• STATED TASK
Render every entry verbatim.

________

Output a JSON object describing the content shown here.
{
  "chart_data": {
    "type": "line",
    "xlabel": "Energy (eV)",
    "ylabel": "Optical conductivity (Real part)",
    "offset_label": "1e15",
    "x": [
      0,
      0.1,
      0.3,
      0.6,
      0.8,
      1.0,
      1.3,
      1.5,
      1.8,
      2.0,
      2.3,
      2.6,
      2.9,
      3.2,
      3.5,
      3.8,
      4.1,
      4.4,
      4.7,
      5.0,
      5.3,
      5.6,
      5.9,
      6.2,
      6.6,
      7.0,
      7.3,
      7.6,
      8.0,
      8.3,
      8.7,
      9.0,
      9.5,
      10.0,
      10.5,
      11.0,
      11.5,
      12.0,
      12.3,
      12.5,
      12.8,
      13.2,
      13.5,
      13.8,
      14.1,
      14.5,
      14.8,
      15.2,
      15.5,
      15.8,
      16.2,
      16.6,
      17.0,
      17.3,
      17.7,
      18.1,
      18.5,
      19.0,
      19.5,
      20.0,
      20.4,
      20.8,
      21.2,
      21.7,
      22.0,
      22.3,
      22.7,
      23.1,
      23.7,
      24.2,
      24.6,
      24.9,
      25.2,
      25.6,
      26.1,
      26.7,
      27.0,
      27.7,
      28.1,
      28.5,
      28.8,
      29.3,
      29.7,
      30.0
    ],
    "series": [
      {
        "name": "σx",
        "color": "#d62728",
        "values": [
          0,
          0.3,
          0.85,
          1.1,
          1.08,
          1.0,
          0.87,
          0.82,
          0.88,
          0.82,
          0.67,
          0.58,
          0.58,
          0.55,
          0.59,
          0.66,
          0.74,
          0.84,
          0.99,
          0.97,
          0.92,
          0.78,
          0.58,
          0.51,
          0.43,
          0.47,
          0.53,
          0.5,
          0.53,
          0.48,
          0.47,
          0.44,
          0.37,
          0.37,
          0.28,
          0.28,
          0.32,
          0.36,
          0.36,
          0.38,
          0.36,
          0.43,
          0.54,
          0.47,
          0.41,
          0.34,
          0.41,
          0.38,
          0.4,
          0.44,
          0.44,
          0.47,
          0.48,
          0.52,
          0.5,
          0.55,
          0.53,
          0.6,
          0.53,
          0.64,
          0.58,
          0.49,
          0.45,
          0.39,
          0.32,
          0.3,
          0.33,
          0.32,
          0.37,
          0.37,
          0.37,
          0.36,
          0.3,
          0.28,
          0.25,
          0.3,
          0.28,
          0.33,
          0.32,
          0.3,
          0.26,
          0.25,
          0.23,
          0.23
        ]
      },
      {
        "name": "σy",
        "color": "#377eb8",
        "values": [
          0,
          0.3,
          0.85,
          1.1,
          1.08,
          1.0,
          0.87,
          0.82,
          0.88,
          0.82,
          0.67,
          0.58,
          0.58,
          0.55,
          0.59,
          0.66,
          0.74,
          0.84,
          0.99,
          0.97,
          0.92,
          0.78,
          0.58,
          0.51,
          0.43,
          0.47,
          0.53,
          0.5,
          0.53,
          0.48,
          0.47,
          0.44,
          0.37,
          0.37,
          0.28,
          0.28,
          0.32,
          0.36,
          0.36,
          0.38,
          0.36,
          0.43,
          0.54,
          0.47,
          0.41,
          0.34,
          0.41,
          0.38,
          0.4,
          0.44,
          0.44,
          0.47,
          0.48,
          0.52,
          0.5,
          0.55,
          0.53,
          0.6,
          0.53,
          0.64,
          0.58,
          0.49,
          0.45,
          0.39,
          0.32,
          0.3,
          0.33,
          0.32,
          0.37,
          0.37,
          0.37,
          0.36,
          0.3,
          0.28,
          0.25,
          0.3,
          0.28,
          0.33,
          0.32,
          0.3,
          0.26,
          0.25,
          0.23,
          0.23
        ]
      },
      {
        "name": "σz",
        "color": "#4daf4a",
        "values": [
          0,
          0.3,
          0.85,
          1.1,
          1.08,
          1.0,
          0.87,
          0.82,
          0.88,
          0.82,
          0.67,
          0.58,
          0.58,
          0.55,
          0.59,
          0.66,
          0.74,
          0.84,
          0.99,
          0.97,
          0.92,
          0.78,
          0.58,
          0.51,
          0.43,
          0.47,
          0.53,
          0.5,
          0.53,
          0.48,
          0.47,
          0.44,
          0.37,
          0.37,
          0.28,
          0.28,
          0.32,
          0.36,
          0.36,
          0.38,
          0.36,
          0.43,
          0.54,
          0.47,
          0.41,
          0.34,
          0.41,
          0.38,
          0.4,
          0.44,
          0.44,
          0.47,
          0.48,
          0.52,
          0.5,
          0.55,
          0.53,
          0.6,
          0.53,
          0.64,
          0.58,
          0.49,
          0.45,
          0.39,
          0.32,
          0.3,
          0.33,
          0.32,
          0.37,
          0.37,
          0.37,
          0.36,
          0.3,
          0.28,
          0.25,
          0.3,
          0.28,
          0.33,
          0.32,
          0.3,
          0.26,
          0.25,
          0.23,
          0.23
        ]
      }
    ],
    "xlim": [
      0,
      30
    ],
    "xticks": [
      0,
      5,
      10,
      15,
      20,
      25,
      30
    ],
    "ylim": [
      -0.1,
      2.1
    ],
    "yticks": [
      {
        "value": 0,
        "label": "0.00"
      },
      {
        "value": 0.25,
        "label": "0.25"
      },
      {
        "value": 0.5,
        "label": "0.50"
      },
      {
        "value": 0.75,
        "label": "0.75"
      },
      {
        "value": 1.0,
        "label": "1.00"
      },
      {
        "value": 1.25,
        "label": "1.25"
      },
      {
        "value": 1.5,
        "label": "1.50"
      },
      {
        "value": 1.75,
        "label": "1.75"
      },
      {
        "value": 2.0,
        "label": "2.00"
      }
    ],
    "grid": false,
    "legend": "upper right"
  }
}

________

• THE RESPONSE
Output a JSON object describing the content shown here.
{
  "chart_data": {
    "type": "line",
    "xlabel": "Energy (eV)",
    "ylabel": "Optical conductivity (Real part)",
    "offset_label": "1e15",
    "x": [
      0,
      0.1,
      0.3,
      0.6,
      0.8,
      1.0,
      1.3,
      1.5,
      1.8,
      2.0,
      2.3,
      2.6,
      2.9,
      3.2,
      3.5,
      3.8,
      4.1,
      4.4,
      4.7,
      5.0,
      5.3,
      5.6,
      5.9,
      6.2,
      6.6,
      7.0,
      7.3,
      7.6,
      8.0,
      8.3,
      8.7,
      9.0,
      9.5,
      10.0,
      10.5,
      11.0,
      11.5,
      12.0,
      12.3,
      12.5,
      12.8,
      13.2,
      13.5,
      13.8,
      14.1,
      14.5,
      14.8,
      15.2,
      15.5,
      15.8,
      16.2,
      16.6,
      17.0,
      17.3,
      17.7,
      18.1,
      18.5,
      19.0,
      19.5,
      20.0,
      20.4,
      20.8,
      21.2,
      21.7,
      22.0,
      22.3,
      22.7,
      23.1,
      23.7,
      24.2,
      24.6,
      24.9,
      25.2,
      25.6,
      26.1,
      26.7,
      27.0,
      27.7,
      28.1,
      28.5,
      28.8,
      29.3,
      29.7,
      30.0
    ],
    "series": [
      {
        "name": "σx",
        "color": "#d62728",
        "values": [
          0,
          0.3,
          0.85,
          1.1,
          1.08,
          1.0,
          0.87,
          0.82,
          0.88,
          0.82,
          0.67,
          0.58,
          0.58,
          0.55,
          0.59,
          0.66,
          0.74,
          0.84,
          0.99,
          0.97,
          0.92,
          0.78,
          0.58,
          0.51,
          0.43,
          0.47,
          0.53,
          0.5,
          0.53,
          0.48,
          0.47,
          0.44,
          0.37,
          0.37,
          0.28,
          0.28,
          0.32,
          0.36,
          0.36,
          0.38,
          0.36,
          0.43,
          0.54,
          0.47,
          0.41,
          0.34,
          0.41,
          0.38,
          0.4,
          0.44,
          0.44,
          0.47,
          0.48,
          0.52,
          0.5,
          0.55,
          0.53,
          0.6,
          0.53,
          0.64,
          0.58,
          0.49,
          0.45,
          0.39,
          0.32,
          0.3,
          0.33,
          0.32,
          0.37,
          0.37,
          0.37,
          0.36,
          0.3,
          0.28,
          0.25,
          0.3,
          0.28,
          0.33,
          0.32,
          0.3,
          0.26,
          0.25,
          0.23,
          0.23
        ]
      },
      {
        "name": "σy",
        "color": "#377eb8",
        "values": [
          0,
          0.3,
          0.85,
          1.1,
          1.08,
          1.0,
          0.87,
          0.82,
          0.88,
          0.82,
          0.67,
          0.58,
          0.58,
          0.55,
          0.59,
          0.66,
          0.74,
          0.84,
          0.99,
          0.97,
          0.92,
          0.78,
          0.58,
          0.51,
          0.43,
          0.47,
          0.53,
          0.5,
          0.53,
          0.48,
          0.47,
          0.44,
          0.37,
          0.37,
          0.28,
          0.28,
          0.32,
          0.36,
          0.36,
          0.38,
          0.36,
          0.43,
          0.54,
          0.47,
          0.41,
          0.34,
          0.41,
          0.38,
          0.4,
          0.44,
          0.44,
          0.47,
          0.48,
          0.52,
          0.5,
          0.55,
          0.53,
          0.6,
          0.53,
          0.64,
          0.58,
          0.49,
          0.45,
          0.39,
          0.32,
          0.3,
          0.33,
          0.32,
          0.37,
          0.37,
          0.37,
          0.36,
          0.3,
          0.28,
          0.25,
          0.3,
          0.28,
          0.33,
          0.32,
          0.3,
          0.26,
          0.25,
          0.23,
          0.23
        ]
      },
      {
        "name": "σz",
        "color": "#4daf4a",
        "values": [
          0,
          0.3,
          0.85,
          1.1,
          1.08,
          1.0,
          0.87,
          0.82,
          0.88,
          0.82,
          0.67,
          0.58,
          0.58,
          0.55,
          0.59,
          0.66,
          0.74,
          0.84,
          0.99,
          0.97,
          0.92,
          0.78,
          0.58,
          0.51,
          0.43,
          0.47,
          0.53,
          0.5,
          0.53,
          0.48,
          0.47,
          0.44,
          0.37,
          0.37,
          0.28,
          0.28,
          0.32,
          0.36,
          0.36,
          0.38,
          0.36,
          0.43,
          0.54,
          0.47,
          0.41,
          0.34,
          0.41,
          0.38,
          0.4,
          0.44,
          0.44,
          0.47,
          0.48,
          0.52,
          0.5,
          0.55,
          0.53,
          0.6,
          0.53,
          0.64,
          0.58,
          0.49,
          0.45,
          0.39,
          0.32,
          0.3,
          0.33,
          0.32,
          0.37,
          0.37,
          0.37,
          0.36,
          0.3,
          0.28,
          0.25,
          0.3,
          0.28,
          0.33,
          0.32,
          0.3,
          0.26,
          0.25,
          0.23,
          0.23
        ]
      }
    ],
    "xlim": [
      0,
      30
    ],
    "xticks": [
      0,
      5,
      10,
      15,
      20,
      25,
      30
    ],
    "ylim": [
      -0.1,
      2.1
    ],
    "yticks": [
      {
        "value": 0,
        "label": "0.00"
      },
      {
        "value": 0.25,
        "label": "0.25"
      },
      {
        "value": 0.5,
        "label": "0.50"
      },
      {
        "value": 0.75,
        "label": "0.75"
      },
      {
        "value": 1.0,
        "label": "1.00"
      },
      {
        "value": 1.25,
        "label": "1.25"
      },
      {
        "value": 1.5,
        "label": "1.50"
      },
      {
        "value": 1.75,
        "label": "1.75"
      },
      {
        "value": 2.0,
        "label": "2.00"
      }
    ],
    "grid": false,
    "legend": "upper right"
  }
}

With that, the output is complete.